## READING TEXT
START
AREA FORECAST DISCUSSION
National Weather Service Burlington VT
155 AM EDT Sat May 25 2019

.SYNOPSIS...
Today will start of dry with just some high clouds moving in,
but rain showers will develop later this afternoon into this
evening as a warm front pushes through. Showers will be heaviest
in the early overnight hours tonight, when a rumble of thunder
can`t be ruled out as a trough moves through. The line of
showers will clear the area by Sunday morning, but some
scattered showers with a slight chance of thunderstorms will
redevelop Sunday afternoon. Sunday night through Monday night
will be drier as high pressure builds over the area.
Temperatures today and Sunday will be in the 70s, then Monday
and Tuesday will cool down a bit with highs expected in the 60s.

&&

.NEAR TERM /UNTIL 2 PM THIS AFTERNOON/...
As of 135 AM EDT Saturday...Microphysics imagery off of GOES 16
is showing fog beginning to build in across the North Country as
skies have cleared. Saranac Lake is the only place reporting fog
thus far but over the next few hours fog will continue to
develop. Based on the observation in Saranac Lake, any fog that
does develop could be dense as visibilities have been bouncing
between a half and a quarter of a mile.
END
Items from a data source
START
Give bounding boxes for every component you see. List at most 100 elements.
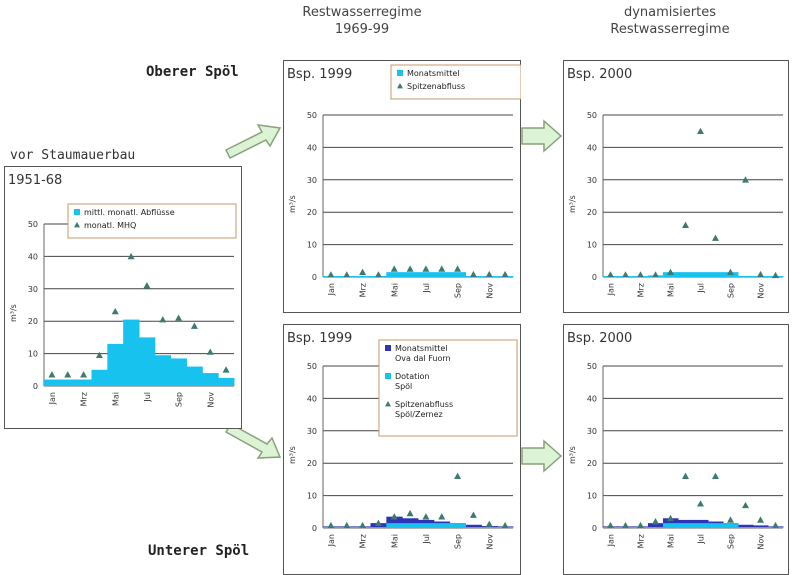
lower-1999-point-s2-5	[406, 509, 414, 517]
lower-1999-xtick-Sep: Sep	[454, 534, 463, 549]
lower-2000-panel-label: Bsp. 2000	[567, 331, 632, 346]
lower-2000-ytick-2: 20	[587, 459, 597, 468]
before-bar-s0-5	[123, 319, 140, 386]
section-label-lower: Unterer Spöl	[148, 543, 250, 559]
lower-2000-bar-s0-3	[648, 523, 664, 528]
upper-2000-bar-s0-6	[693, 272, 709, 277]
upper-1999-ytick-1: 10	[307, 241, 317, 250]
before-legend-box	[67, 203, 237, 239]
arrow-before-to-lower	[224, 422, 282, 459]
lower-1999-bar-s0-9	[465, 524, 482, 528]
upper-1999-xtick-Sep: Sep	[454, 283, 463, 298]
chart-lower-1999: Bsp. 1999 0 10 20 30 40 50 m³/s Jan Mrz Mai Jul Sep N…	[283, 324, 521, 575]
chart-upper-1999: Bsp. 1999 0 10 20 30 40 50 m³/s Jan Mrz Mai Jul Sep N…	[283, 60, 521, 313]
before-bar-s0-8	[170, 358, 187, 386]
lower-2000-point-s2-4	[667, 514, 674, 522]
lower-2000-xtick-Jul: Jul	[697, 534, 706, 545]
upper-1999-point-s1-4	[390, 265, 398, 272]
lower-1999-bar-s0-4	[386, 516, 403, 528]
lower-1999-ytick-2: 20	[307, 459, 317, 468]
lower-2000-point-s2-7	[712, 472, 719, 479]
upper-1999-legend-label-0: Monatsmittel	[407, 69, 460, 78]
lower-1999-point-s2-10	[485, 520, 493, 527]
lower-1999-bar-s1-9	[465, 527, 482, 528]
upper-1999-point-s1-0	[327, 271, 335, 278]
lower-1999-xtick-Mrz: Mrz	[359, 534, 368, 548]
lower-1999-ytick-0: 0	[312, 524, 317, 533]
before-xtick-Mrz: Mrz	[80, 392, 89, 406]
lower-2000-ytick-1: 10	[587, 492, 597, 501]
before-xtick-Sep: Sep	[175, 392, 184, 407]
upper-2000-bar-s0-7	[708, 272, 724, 277]
upper-1999-ytick-2: 20	[307, 208, 317, 217]
upper-1999-xtick-Mrz: Mrz	[359, 283, 368, 297]
upper-1999-bar-s0-2	[354, 276, 371, 277]
upper-1999-xtick-Nov: Nov	[485, 283, 494, 299]
upper-1999-point-s1-7	[438, 265, 446, 272]
lower-1999-point-s2-0	[327, 521, 335, 529]
upper-1999-xtick-Jan: Jan	[327, 283, 336, 296]
upper-2000-ytick-5: 50	[587, 111, 597, 120]
lower-1999-point-s2-7	[438, 513, 446, 520]
upper-2000-point-s1-4	[667, 268, 674, 275]
upper-2000-xtick-Nov: Nov	[757, 283, 766, 299]
lower-1999-bar-s1-6	[418, 523, 435, 528]
column-header-dynamisiert-line1: dynamisiertes	[623, 5, 717, 20]
upper-2000-point-s1-8	[727, 268, 734, 275]
lower-2000-point-s2-2	[637, 521, 644, 529]
before-xtick-Jan: Jan	[48, 392, 57, 405]
before-point-s1-4	[111, 307, 119, 315]
lower-1999-ytick-5: 50	[307, 362, 317, 371]
upper-2000-ytick-0: 0	[592, 273, 597, 282]
lower-1999-bar-s1-5	[402, 523, 419, 528]
lower-1999-point-s2-6	[422, 513, 430, 520]
upper-1999-xtick-Mai: Mai	[390, 283, 399, 297]
lower-1999-legend-swatch-1	[385, 373, 391, 379]
column-header-restwasser: Restwasserregime 1969-99	[292, 4, 432, 38]
upper-1999-point-s1-11	[501, 270, 509, 278]
upper-1999-point-s1-8	[454, 265, 462, 272]
lower-1999-legend-label-0-line2: Ova dal Fuorn	[395, 354, 451, 363]
lower-2000-bar-s1-9	[738, 527, 754, 528]
lower-1999-bar-s1-10	[481, 527, 498, 528]
before-bar-s0-3	[91, 369, 108, 386]
lower-2000-ytick-3: 30	[587, 427, 597, 436]
before-bar-s0-2	[75, 379, 92, 386]
upper-2000-point-s1-7	[712, 234, 719, 241]
before-point-s1-9	[190, 322, 198, 329]
lower-1999-panel-label: Bsp. 1999	[287, 331, 352, 346]
lower-1999-legend-label-1-line2: Spöl	[395, 382, 412, 391]
lower-2000-point-s2-10	[757, 516, 764, 523]
column-header-restwasser-line2: 1969-99	[334, 22, 390, 37]
lower-1999-xtick-Nov: Nov	[485, 534, 494, 550]
upper-1999-point-s1-6	[422, 265, 430, 272]
lower-2000-bar-s0-9	[738, 524, 754, 528]
upper-2000-xtick-Mrz: Mrz	[637, 283, 646, 297]
lower-2000-bar-s1-7	[708, 523, 724, 528]
before-bar-s0-1	[59, 379, 77, 386]
upper-1999-bar-s0-7	[433, 272, 451, 277]
before-point-s1-8	[175, 314, 183, 321]
before-legend-label-1: monatl. MHQ	[84, 221, 136, 230]
upper-1999-bar-s0-5	[402, 272, 419, 277]
section-label-upper: Oberer Spöl	[146, 64, 239, 80]
lower-2000-bar-s1-6	[693, 523, 709, 528]
upper-2000-point-s1-2	[637, 271, 644, 278]
lower-1999-legend-swatch-2	[385, 401, 391, 407]
upper-2000-point-s1-10	[757, 270, 764, 278]
upper-2000-ylabel: m³/s	[568, 195, 577, 213]
before-bar-s0-11	[218, 377, 235, 386]
lower-2000-xtick-Jan: Jan	[607, 534, 616, 547]
lower-1999-ylabel: m³/s	[288, 446, 297, 464]
before-point-s1-11	[222, 366, 230, 373]
lower-2000-xtick-Mai: Mai	[667, 534, 676, 548]
upper-1999-ytick-0: 0	[312, 273, 317, 282]
before-ytick-0: 0	[33, 382, 38, 391]
lower-2000-frame	[563, 324, 789, 575]
upper-1999-ytick-3: 30	[307, 176, 317, 185]
lower-1999-xtick-Jan: Jan	[327, 534, 336, 547]
chart-upper-2000: Bsp. 2000 0 10 20 30 40 50 m³/s Jan Mrz Mai Jul Sep N…	[563, 60, 789, 313]
lower-1999-legend-label-0-line1: Monatsmittel	[395, 344, 448, 353]
upper-2000-point-s1-5	[682, 221, 689, 228]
END
## TASK LIST
A. For each statement, answer yes or no according to the forecast discussion, and quote the words that decide it: (i) Saranac Lake is the only place reporting fog so far. (ii) Highs on Monday and Tuesday are expected in the 70s. (iii) Showers will be heaviest on Sunday afternoon.
B. Reproduce the stretch of the records from the line containing "509, 414, 517]" through the line containing "459, 317, 468]", both included, and nothing else.
The forecast discussion and the records were taken from unrelated sources.

## SOLUTIONS PER TASK
A.
(i) Yes: "Saranac Lake is the only place reporting fog thus far"
(ii) No: "Monday and Tuesday will cool down a bit with highs expected in the 60s"
(iii) No: "Showers will be heaviest in the early overnight hours tonight"

B.
lower-1999-point-s2-5	[406, 509, 414, 517]
lower-1999-xtick-Sep: Sep	[454, 534, 463, 549]
lower-2000-panel-label: Bsp. 2000	[567, 331, 632, 346]
lower-2000-ytick-2: 20	[587, 459, 597, 468]
before-bar-s0-5	[123, 319, 140, 386]
section-label-lower: Unterer Spöl	[148, 543, 250, 559]
lower-2000-bar-s0-3	[648, 523, 664, 528]
upper-2000-bar-s0-6	[693, 272, 709, 277]
upper-1999-ytick-1: 10	[307, 241, 317, 250]
before-legend-box	[67, 203, 237, 239]
arrow-before-to-lower	[224, 422, 282, 459]
lower-1999-bar-s0-9	[465, 524, 482, 528]
upper-1999-xtick-Sep: Sep	[454, 283, 463, 298]
chart-lower-1999: Bsp. 1999 0 10 20 30 40 50 m³/s Jan Mrz Mai Jul Sep N…	[283, 324, 521, 575]
chart-upper-1999: Bsp. 1999 0 10 20 30 40 50 m³/s Jan Mrz Mai Jul Sep N…	[283, 60, 521, 313]
before-bar-s0-8	[170, 358, 187, 386]
lower-2000-point-s2-4	[667, 514, 674, 522]
lower-2000-xtick-Jul: Jul	[697, 534, 706, 545]
upper-1999-point-s1-4	[390, 265, 398, 272]
lower-1999-bar-s0-4	[386, 516, 403, 528]
lower-1999-ytick-2: 20	[307, 459, 317, 468]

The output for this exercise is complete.